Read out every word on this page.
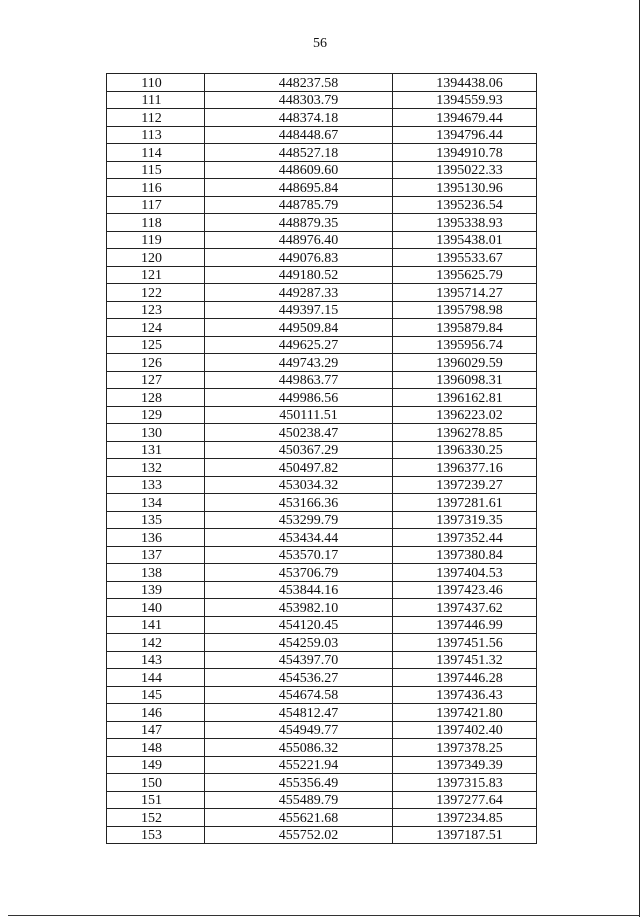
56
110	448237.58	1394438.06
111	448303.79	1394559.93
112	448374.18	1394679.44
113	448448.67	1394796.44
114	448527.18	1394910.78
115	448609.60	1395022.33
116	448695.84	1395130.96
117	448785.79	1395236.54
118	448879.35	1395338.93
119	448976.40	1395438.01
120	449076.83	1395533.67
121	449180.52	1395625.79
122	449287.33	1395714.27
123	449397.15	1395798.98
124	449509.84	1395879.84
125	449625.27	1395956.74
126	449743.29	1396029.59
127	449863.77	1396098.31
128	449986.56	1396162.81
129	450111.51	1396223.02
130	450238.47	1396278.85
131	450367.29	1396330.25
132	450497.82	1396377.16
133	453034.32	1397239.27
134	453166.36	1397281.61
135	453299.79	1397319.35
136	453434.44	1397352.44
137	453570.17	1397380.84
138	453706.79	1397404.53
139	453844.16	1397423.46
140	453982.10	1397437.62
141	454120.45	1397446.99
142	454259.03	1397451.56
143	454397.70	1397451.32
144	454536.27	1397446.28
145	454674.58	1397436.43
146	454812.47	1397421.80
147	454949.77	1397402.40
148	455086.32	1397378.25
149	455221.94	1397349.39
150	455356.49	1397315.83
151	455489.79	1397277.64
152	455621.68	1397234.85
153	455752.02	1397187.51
------------
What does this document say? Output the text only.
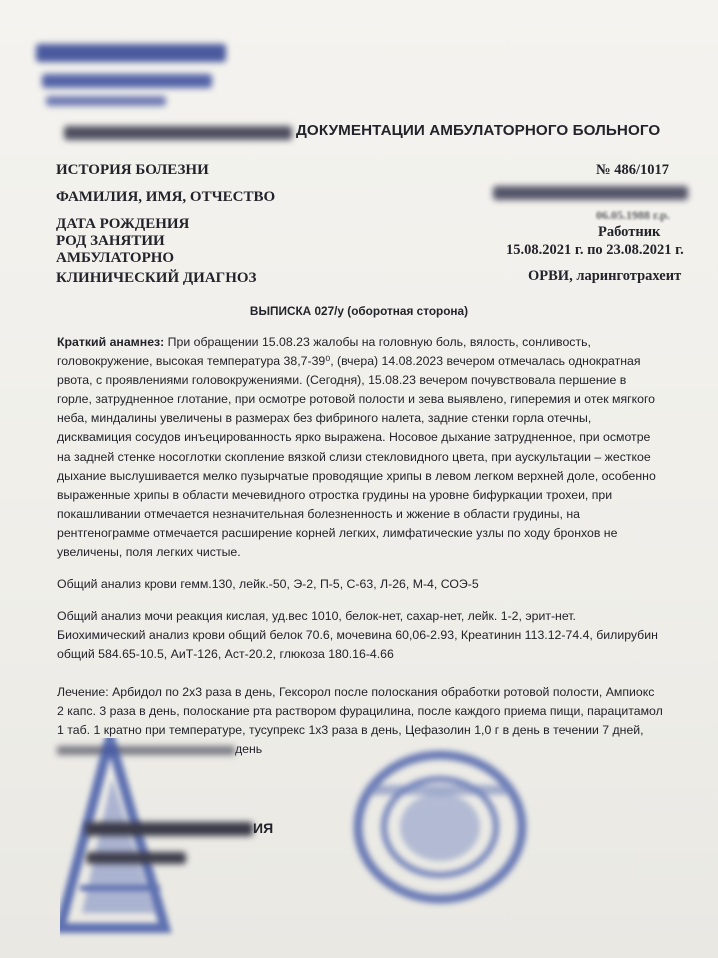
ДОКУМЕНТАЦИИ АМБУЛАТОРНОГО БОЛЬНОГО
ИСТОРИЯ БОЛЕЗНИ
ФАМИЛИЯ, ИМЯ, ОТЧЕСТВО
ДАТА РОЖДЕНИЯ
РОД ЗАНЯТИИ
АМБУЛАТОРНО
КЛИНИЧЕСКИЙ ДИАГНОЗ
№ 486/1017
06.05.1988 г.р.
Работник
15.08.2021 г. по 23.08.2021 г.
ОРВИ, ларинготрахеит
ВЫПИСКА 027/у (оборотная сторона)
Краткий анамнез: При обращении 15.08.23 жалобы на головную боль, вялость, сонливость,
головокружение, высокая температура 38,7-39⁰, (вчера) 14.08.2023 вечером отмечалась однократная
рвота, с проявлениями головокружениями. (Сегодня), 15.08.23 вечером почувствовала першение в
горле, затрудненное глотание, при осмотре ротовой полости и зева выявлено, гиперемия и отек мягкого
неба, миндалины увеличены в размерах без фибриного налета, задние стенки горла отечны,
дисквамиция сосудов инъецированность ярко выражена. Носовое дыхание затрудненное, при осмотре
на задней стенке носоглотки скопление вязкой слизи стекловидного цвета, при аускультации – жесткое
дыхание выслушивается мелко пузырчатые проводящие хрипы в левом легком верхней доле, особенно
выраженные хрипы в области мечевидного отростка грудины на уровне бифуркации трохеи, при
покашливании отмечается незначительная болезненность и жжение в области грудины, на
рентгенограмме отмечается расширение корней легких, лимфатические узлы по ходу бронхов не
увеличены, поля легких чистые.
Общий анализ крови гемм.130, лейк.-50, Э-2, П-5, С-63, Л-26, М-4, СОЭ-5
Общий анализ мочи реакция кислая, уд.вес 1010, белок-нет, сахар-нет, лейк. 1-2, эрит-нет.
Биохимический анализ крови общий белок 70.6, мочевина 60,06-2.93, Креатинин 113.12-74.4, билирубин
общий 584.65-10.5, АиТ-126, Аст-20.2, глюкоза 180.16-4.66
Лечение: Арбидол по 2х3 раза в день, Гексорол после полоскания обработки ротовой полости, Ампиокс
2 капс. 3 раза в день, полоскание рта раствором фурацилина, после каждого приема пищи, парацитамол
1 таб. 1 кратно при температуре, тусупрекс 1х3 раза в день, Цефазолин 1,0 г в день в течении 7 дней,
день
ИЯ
------------
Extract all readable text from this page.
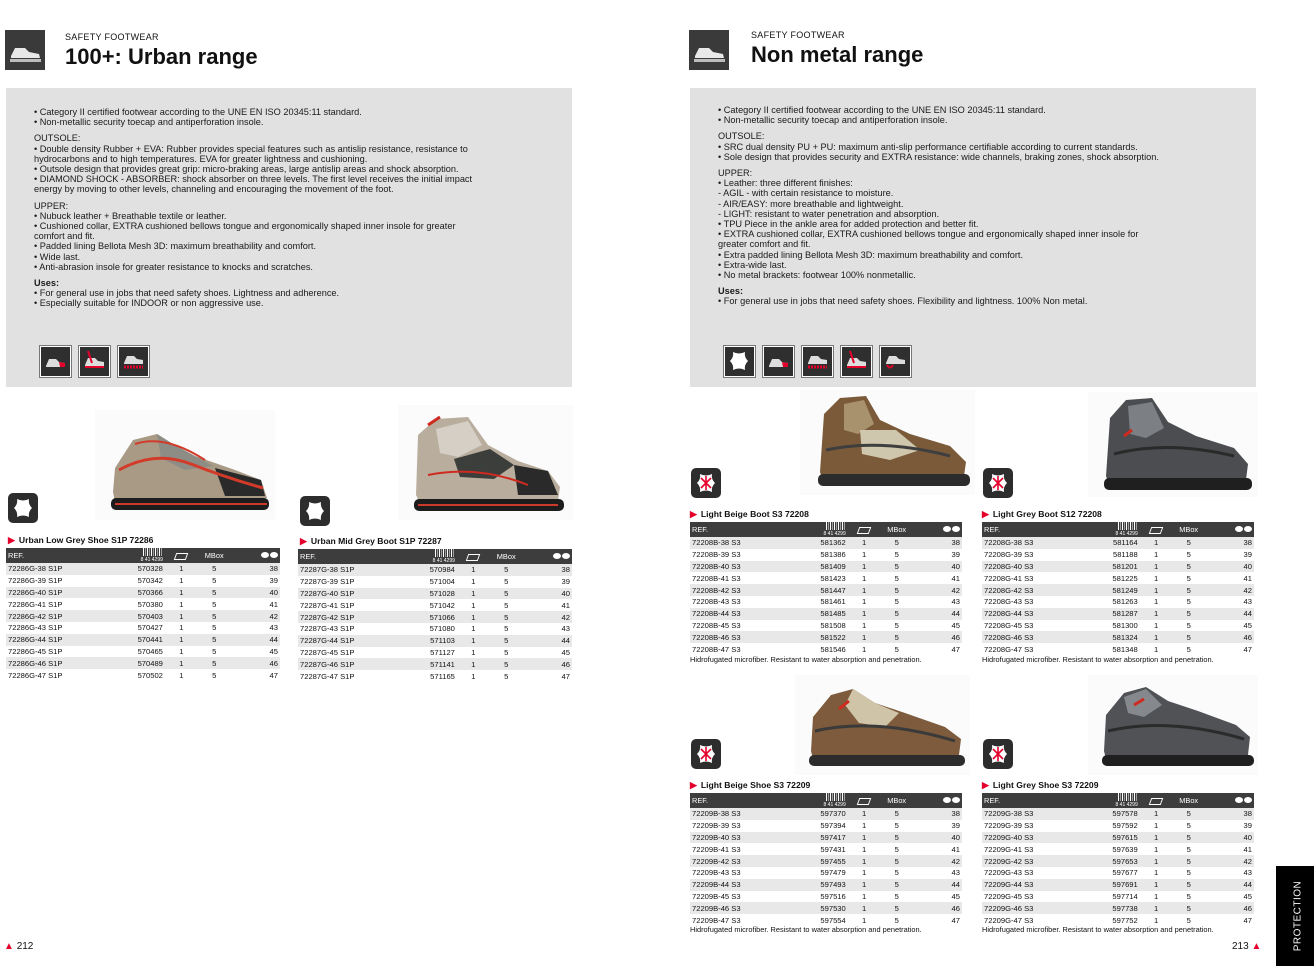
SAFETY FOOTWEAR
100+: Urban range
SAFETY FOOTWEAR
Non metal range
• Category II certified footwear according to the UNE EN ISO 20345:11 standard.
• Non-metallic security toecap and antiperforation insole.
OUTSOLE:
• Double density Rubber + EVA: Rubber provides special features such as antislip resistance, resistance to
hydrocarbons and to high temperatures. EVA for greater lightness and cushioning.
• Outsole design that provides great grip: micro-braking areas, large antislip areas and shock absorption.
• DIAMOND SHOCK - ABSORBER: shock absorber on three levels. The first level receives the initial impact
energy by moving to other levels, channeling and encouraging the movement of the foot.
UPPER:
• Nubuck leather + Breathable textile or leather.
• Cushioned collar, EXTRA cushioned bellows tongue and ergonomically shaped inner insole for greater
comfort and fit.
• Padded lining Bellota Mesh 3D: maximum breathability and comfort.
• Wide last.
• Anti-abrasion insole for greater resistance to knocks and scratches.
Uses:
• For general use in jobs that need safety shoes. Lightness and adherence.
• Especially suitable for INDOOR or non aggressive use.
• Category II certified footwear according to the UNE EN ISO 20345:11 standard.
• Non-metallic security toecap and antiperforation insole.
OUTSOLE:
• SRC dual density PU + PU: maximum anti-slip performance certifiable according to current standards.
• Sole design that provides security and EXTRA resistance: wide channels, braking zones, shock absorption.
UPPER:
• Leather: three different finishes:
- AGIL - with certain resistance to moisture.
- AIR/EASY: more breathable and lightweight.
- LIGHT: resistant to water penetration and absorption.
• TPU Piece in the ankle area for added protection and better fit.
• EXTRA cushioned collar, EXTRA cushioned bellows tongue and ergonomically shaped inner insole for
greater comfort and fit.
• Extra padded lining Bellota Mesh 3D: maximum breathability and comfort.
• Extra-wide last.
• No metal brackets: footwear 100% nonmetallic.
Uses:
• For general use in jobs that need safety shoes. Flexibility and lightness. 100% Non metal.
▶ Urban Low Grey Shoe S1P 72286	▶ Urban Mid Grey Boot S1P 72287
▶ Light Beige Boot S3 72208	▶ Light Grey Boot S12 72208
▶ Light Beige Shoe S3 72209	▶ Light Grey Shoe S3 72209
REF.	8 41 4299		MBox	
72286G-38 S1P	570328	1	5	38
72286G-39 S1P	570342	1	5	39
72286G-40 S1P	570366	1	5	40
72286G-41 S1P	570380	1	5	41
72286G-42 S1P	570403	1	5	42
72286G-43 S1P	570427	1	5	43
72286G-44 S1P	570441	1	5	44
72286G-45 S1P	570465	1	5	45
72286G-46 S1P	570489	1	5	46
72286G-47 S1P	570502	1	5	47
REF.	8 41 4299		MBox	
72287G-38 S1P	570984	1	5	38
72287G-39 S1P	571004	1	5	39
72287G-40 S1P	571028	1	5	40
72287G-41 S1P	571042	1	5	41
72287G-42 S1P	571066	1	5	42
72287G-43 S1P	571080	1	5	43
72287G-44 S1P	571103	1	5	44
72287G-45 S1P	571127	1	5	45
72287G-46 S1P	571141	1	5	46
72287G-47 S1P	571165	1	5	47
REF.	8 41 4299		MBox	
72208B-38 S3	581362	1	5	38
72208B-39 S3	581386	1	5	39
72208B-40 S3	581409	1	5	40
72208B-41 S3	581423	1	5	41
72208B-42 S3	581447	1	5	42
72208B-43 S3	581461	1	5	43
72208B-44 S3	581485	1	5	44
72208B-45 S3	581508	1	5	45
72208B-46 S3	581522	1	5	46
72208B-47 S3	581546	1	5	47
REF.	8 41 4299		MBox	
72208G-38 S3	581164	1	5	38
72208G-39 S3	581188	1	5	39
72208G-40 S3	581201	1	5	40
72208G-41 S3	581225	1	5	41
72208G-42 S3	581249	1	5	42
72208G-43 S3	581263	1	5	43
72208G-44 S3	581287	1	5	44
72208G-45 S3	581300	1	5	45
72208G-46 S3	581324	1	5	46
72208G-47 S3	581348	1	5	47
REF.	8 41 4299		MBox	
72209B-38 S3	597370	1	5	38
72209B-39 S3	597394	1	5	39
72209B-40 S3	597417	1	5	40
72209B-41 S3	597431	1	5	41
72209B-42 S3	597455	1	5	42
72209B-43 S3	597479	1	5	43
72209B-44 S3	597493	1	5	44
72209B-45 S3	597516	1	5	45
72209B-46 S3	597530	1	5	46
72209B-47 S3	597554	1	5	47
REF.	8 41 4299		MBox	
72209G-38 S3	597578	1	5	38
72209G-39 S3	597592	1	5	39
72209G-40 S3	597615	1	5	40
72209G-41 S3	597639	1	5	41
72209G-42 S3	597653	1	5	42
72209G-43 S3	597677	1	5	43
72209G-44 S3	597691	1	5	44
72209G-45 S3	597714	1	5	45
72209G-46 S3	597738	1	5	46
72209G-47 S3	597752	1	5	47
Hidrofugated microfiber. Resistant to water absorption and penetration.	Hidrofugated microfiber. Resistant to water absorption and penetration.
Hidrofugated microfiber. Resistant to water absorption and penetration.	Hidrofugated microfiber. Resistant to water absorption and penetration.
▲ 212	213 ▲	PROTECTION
------------
Stated goal: Copy, from the material, each line that holds the string "Grey".

Completed exercise:
▶ Urban Low Grey Shoe S1P 72286	▶ Urban Mid Grey Boot S1P 72287
▶ Light Beige Boot S3 72208	▶ Light Grey Boot S12 72208
▶ Light Beige Shoe S3 72209	▶ Light Grey Shoe S3 72209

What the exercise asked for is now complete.